==== Recorded information
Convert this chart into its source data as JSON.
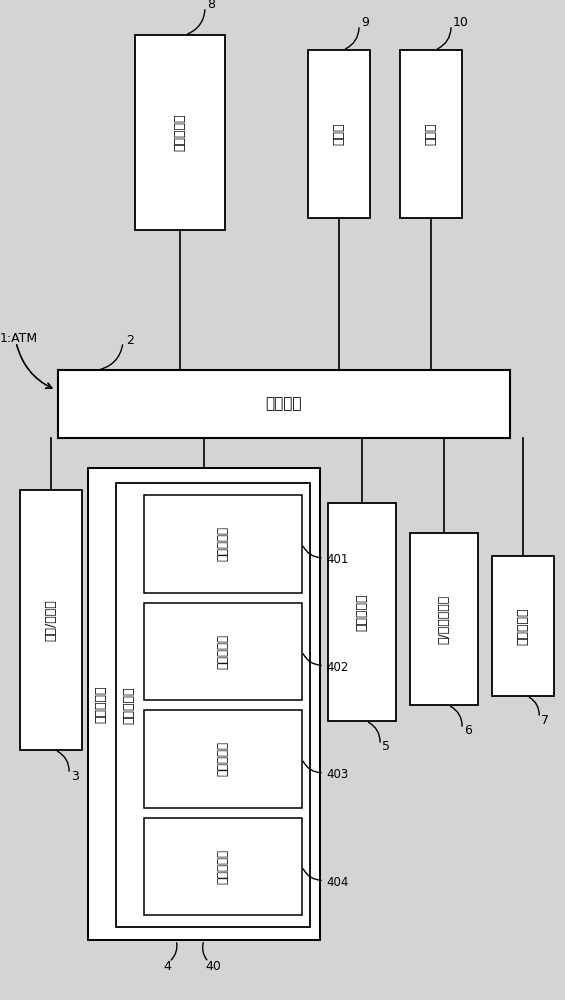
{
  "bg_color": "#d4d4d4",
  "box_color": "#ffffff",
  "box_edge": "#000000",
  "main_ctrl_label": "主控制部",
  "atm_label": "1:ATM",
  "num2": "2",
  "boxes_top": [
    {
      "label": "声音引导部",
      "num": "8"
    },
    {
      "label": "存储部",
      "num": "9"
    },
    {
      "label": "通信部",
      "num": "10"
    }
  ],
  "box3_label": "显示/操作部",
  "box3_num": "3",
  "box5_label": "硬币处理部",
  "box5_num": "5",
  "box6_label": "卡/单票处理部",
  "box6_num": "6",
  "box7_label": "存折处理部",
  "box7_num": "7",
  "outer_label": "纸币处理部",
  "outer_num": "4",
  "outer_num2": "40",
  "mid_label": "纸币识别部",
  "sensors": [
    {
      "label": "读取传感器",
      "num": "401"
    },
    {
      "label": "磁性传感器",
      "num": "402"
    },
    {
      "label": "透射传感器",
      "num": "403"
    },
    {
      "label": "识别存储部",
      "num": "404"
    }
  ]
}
========
> _Stated problem_: Leave out the pictures and return every record word for word.

> _Written solution_:
Convert this chart into its source data as JSON.
{
  "bg_color": "#d4d4d4",
  "box_color": "#ffffff",
  "box_edge": "#000000",
  "main_ctrl_label": "主控制部",
  "atm_label": "1:ATM",
  "num2": "2",
  "boxes_top": [
    {
      "label": "声音引导部",
      "num": "8"
    },
    {
      "label": "存储部",
      "num": "9"
    },
    {
      "label": "通信部",
      "num": "10"
    }
  ],
  "box3_label": "显示/操作部",
  "box3_num": "3",
  "box5_label": "硬币处理部",
  "box5_num": "5",
  "box6_label": "卡/单票处理部",
  "box6_num": "6",
  "box7_label": "存折处理部",
  "box7_num": "7",
  "outer_label": "纸币处理部",
  "outer_num": "4",
  "outer_num2": "40",
  "mid_label": "纸币识别部",
  "sensors": [
    {
      "label": "读取传感器",
      "num": "401"
    },
    {
      "label": "磁性传感器",
      "num": "402"
    },
    {
      "label": "透射传感器",
      "num": "403"
    },
    {
      "label": "识别存储部",
      "num": "404"
    }
  ]
}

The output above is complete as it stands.